### [EXERCISE DIRECTIONS]
Pull every line containing the word "Solarthermie" from the records.

Records:

============================================================

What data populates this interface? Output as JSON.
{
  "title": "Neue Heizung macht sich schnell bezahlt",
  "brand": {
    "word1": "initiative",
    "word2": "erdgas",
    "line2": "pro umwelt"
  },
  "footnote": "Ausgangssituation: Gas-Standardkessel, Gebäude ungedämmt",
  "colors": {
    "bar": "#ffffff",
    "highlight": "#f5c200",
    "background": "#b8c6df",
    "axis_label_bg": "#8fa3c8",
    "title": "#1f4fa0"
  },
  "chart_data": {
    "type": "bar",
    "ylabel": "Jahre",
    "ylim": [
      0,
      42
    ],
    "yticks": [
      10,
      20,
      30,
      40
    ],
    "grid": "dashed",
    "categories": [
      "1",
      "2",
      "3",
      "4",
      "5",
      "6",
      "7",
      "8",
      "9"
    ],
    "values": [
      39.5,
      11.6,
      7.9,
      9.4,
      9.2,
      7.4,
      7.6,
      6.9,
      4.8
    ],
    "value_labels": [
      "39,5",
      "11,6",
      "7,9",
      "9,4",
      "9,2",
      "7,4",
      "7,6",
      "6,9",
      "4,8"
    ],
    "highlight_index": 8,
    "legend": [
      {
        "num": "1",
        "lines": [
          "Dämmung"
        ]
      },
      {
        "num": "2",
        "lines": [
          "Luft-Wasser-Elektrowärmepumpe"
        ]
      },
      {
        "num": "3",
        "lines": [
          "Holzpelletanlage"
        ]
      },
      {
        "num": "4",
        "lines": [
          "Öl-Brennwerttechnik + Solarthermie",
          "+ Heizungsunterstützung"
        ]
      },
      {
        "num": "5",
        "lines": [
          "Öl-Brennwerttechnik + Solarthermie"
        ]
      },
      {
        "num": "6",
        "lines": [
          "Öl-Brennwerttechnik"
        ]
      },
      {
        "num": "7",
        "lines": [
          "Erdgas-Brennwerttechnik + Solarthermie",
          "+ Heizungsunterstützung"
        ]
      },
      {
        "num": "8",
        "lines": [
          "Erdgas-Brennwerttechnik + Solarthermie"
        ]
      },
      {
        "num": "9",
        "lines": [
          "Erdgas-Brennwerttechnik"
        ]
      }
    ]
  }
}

============================================================

### [RESULT FOR THIS EXERCISE]
          "Öl-Brennwerttechnik + Solarthermie",
          "Öl-Brennwerttechnik + Solarthermie"
          "Erdgas-Brennwerttechnik + Solarthermie",
          "Erdgas-Brennwerttechnik + Solarthermie"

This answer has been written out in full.